Dataset items:
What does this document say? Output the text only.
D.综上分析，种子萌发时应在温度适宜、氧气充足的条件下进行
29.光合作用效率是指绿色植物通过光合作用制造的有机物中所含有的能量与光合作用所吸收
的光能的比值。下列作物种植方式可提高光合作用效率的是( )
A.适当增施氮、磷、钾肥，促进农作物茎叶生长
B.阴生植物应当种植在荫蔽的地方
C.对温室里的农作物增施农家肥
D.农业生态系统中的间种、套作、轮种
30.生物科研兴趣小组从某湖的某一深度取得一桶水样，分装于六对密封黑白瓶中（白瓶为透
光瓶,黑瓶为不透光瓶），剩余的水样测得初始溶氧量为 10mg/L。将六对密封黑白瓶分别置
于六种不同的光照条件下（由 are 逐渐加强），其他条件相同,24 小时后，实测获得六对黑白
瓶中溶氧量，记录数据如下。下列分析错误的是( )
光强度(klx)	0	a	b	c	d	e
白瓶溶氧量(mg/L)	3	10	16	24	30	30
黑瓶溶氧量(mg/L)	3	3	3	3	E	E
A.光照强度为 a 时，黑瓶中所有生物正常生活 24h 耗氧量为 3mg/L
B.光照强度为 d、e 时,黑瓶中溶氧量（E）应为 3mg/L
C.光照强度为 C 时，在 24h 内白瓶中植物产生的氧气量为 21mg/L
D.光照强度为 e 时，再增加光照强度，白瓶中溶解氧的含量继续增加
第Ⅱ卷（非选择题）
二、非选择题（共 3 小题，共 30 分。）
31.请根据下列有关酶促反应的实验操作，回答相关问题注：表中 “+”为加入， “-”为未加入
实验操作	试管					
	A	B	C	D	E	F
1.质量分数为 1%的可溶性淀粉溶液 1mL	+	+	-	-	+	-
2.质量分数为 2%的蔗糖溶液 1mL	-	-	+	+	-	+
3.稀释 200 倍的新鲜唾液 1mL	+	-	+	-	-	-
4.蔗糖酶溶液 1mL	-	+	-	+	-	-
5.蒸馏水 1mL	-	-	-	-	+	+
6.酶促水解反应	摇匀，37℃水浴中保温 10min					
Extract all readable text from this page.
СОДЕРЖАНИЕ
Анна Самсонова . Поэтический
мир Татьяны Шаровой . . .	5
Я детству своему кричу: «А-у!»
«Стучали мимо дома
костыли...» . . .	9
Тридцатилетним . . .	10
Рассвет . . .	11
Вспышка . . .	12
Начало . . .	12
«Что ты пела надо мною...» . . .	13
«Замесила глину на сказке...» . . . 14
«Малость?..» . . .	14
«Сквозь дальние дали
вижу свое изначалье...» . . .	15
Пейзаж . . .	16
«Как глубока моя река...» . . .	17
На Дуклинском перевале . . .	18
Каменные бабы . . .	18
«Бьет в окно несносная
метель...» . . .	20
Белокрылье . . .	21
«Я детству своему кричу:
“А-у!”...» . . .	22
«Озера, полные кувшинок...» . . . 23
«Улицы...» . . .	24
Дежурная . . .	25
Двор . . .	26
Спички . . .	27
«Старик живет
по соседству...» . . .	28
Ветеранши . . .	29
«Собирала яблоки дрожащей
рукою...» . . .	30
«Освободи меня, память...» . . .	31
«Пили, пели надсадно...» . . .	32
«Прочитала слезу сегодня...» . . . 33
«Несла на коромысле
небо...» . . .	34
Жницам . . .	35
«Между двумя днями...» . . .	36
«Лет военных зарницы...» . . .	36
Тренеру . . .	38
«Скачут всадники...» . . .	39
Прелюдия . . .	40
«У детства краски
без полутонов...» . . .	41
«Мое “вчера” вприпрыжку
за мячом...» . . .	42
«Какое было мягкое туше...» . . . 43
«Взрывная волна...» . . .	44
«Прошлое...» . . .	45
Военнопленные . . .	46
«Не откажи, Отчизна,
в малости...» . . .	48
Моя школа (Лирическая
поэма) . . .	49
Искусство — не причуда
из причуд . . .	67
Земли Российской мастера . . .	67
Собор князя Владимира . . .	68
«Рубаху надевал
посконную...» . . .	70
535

Short task
Return the whole listing exactly, with every line included.

Reply
What does this document say? Output the text only.
D.综上分析，种子萌发时应在温度适宜、氧气充足的条件下进行
29.光合作用效率是指绿色植物通过光合作用制造的有机物中所含有的能量与光合作用所吸收
的光能的比值。下列作物种植方式可提高光合作用效率的是( )
A.适当增施氮、磷、钾肥，促进农作物茎叶生长
B.阴生植物应当种植在荫蔽的地方
C.对温室里的农作物增施农家肥
D.农业生态系统中的间种、套作、轮种
30.生物科研兴趣小组从某湖的某一深度取得一桶水样，分装于六对密封黑白瓶中（白瓶为透
光瓶,黑瓶为不透光瓶），剩余的水样测得初始溶氧量为 10mg/L。将六对密封黑白瓶分别置
于六种不同的光照条件下（由 are 逐渐加强），其他条件相同,24 小时后，实测获得六对黑白
瓶中溶氧量，记录数据如下。下列分析错误的是( )
光强度(klx)	0	a	b	c	d	e
白瓶溶氧量(mg/L)	3	10	16	24	30	30
黑瓶溶氧量(mg/L)	3	3	3	3	E	E
A.光照强度为 a 时，黑瓶中所有生物正常生活 24h 耗氧量为 3mg/L
B.光照强度为 d、e 时,黑瓶中溶氧量（E）应为 3mg/L
C.光照强度为 C 时，在 24h 内白瓶中植物产生的氧气量为 21mg/L
D.光照强度为 e 时，再增加光照强度，白瓶中溶解氧的含量继续增加
第Ⅱ卷（非选择题）
二、非选择题（共 3 小题，共 30 分。）
31.请根据下列有关酶促反应的实验操作，回答相关问题注：表中 “+”为加入， “-”为未加入
实验操作	试管					
	A	B	C	D	E	F
1.质量分数为 1%的可溶性淀粉溶液 1mL	+	+	-	-	+	-
2.质量分数为 2%的蔗糖溶液 1mL	-	-	+	+	-	+
3.稀释 200 倍的新鲜唾液 1mL	+	-	+	-	-	-
4.蔗糖酶溶液 1mL	-	+	-	+	-	-
5.蒸馏水 1mL	-	-	-	-	+	+
6.酶促水解反应	摇匀，37℃水浴中保温 10min					
Extract all readable text from this page.
СОДЕРЖАНИЕ
Анна Самсонова . Поэтический
мир Татьяны Шаровой . . .	5
Я детству своему кричу: «А-у!»
«Стучали мимо дома
костыли...» . . .	9
Тридцатилетним . . .	10
Рассвет . . .	11
Вспышка . . .	12
Начало . . .	12
«Что ты пела надо мною...» . . .	13
«Замесила глину на сказке...» . . . 14
«Малость?..» . . .	14
«Сквозь дальние дали
вижу свое изначалье...» . . .	15
Пейзаж . . .	16
«Как глубока моя река...» . . .	17
На Дуклинском перевале . . .	18
Каменные бабы . . .	18
«Бьет в окно несносная
метель...» . . .	20
Белокрылье . . .	21
«Я детству своему кричу:
“А-у!”...» . . .	22
«Озера, полные кувшинок...» . . . 23
«Улицы...» . . .	24
Дежурная . . .	25
Двор . . .	26
Спички . . .	27
«Старик живет
по соседству...» . . .	28
Ветеранши . . .	29
«Собирала яблоки дрожащей
рукою...» . . .	30
«Освободи меня, память...» . . .	31
«Пили, пели надсадно...» . . .	32
«Прочитала слезу сегодня...» . . . 33
«Несла на коромысле
небо...» . . .	34
Жницам . . .	35
«Между двумя днями...» . . .	36
«Лет военных зарницы...» . . .	36
Тренеру . . .	38
«Скачут всадники...» . . .	39
Прелюдия . . .	40
«У детства краски
без полутонов...» . . .	41
«Мое “вчера” вприпрыжку
за мячом...» . . .	42
«Какое было мягкое туше...» . . . 43
«Взрывная волна...» . . .	44
«Прошлое...» . . .	45
Военнопленные . . .	46
«Не откажи, Отчизна,
в малости...» . . .	48
Моя школа (Лирическая
поэма) . . .	49
Искусство — не причуда
из причуд . . .	67
Земли Российской мастера . . .	67
Собор князя Владимира . . .	68
«Рубаху надевал
посконную...» . . .	70
535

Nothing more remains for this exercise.